Stated task
Output all of the data below exactly as given.

======== Entries provided

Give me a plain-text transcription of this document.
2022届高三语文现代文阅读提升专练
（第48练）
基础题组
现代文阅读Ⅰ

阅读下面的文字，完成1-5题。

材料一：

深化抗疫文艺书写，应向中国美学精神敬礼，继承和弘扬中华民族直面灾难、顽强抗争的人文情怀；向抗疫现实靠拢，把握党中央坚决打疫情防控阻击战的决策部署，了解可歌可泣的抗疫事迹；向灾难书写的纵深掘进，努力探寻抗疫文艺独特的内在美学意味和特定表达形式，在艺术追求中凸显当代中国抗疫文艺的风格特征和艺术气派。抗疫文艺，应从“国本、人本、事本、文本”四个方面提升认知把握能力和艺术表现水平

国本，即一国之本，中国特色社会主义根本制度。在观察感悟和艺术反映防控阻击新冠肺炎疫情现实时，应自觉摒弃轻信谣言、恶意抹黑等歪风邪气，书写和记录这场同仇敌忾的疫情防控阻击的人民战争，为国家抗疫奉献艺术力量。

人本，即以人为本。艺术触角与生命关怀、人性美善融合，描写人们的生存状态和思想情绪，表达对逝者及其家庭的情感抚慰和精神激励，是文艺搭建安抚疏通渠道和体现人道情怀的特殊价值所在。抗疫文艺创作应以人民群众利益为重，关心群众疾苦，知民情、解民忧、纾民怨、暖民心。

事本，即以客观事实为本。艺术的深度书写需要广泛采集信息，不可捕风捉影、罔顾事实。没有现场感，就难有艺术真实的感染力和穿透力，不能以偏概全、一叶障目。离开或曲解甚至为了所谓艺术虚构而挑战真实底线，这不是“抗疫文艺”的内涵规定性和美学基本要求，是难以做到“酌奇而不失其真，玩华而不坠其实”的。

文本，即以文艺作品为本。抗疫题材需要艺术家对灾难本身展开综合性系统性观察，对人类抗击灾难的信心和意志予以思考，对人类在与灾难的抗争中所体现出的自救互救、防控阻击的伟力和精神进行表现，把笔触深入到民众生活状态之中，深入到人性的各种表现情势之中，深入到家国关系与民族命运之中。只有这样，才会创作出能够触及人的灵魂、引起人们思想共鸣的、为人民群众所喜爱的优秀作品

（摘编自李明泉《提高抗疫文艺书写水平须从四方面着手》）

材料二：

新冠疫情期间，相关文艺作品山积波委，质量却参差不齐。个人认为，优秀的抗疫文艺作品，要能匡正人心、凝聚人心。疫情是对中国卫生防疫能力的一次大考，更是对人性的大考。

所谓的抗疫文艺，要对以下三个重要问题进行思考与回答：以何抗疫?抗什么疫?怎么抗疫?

================

Written reply
Give me a plain-text transcription of this document.
2022届高三语文现代文阅读提升专练
（第48练）
基础题组
现代文阅读Ⅰ

阅读下面的文字，完成1-5题。

材料一：

深化抗疫文艺书写，应向中国美学精神敬礼，继承和弘扬中华民族直面灾难、顽强抗争的人文情怀；向抗疫现实靠拢，把握党中央坚决打疫情防控阻击战的决策部署，了解可歌可泣的抗疫事迹；向灾难书写的纵深掘进，努力探寻抗疫文艺独特的内在美学意味和特定表达形式，在艺术追求中凸显当代中国抗疫文艺的风格特征和艺术气派。抗疫文艺，应从“国本、人本、事本、文本”四个方面提升认知把握能力和艺术表现水平

国本，即一国之本，中国特色社会主义根本制度。在观察感悟和艺术反映防控阻击新冠肺炎疫情现实时，应自觉摒弃轻信谣言、恶意抹黑等歪风邪气，书写和记录这场同仇敌忾的疫情防控阻击的人民战争，为国家抗疫奉献艺术力量。

人本，即以人为本。艺术触角与生命关怀、人性美善融合，描写人们的生存状态和思想情绪，表达对逝者及其家庭的情感抚慰和精神激励，是文艺搭建安抚疏通渠道和体现人道情怀的特殊价值所在。抗疫文艺创作应以人民群众利益为重，关心群众疾苦，知民情、解民忧、纾民怨、暖民心。

事本，即以客观事实为本。艺术的深度书写需要广泛采集信息，不可捕风捉影、罔顾事实。没有现场感，就难有艺术真实的感染力和穿透力，不能以偏概全、一叶障目。离开或曲解甚至为了所谓艺术虚构而挑战真实底线，这不是“抗疫文艺”的内涵规定性和美学基本要求，是难以做到“酌奇而不失其真，玩华而不坠其实”的。

文本，即以文艺作品为本。抗疫题材需要艺术家对灾难本身展开综合性系统性观察，对人类抗击灾难的信心和意志予以思考，对人类在与灾难的抗争中所体现出的自救互救、防控阻击的伟力和精神进行表现，把笔触深入到民众生活状态之中，深入到人性的各种表现情势之中，深入到家国关系与民族命运之中。只有这样，才会创作出能够触及人的灵魂、引起人们思想共鸣的、为人民群众所喜爱的优秀作品

（摘编自李明泉《提高抗疫文艺书写水平须从四方面着手》）

材料二：

新冠疫情期间，相关文艺作品山积波委，质量却参差不齐。个人认为，优秀的抗疫文艺作品，要能匡正人心、凝聚人心。疫情是对中国卫生防疫能力的一次大考，更是对人性的大考。

所谓的抗疫文艺，要对以下三个重要问题进行思考与回答：以何抗疫?抗什么疫?怎么抗疫?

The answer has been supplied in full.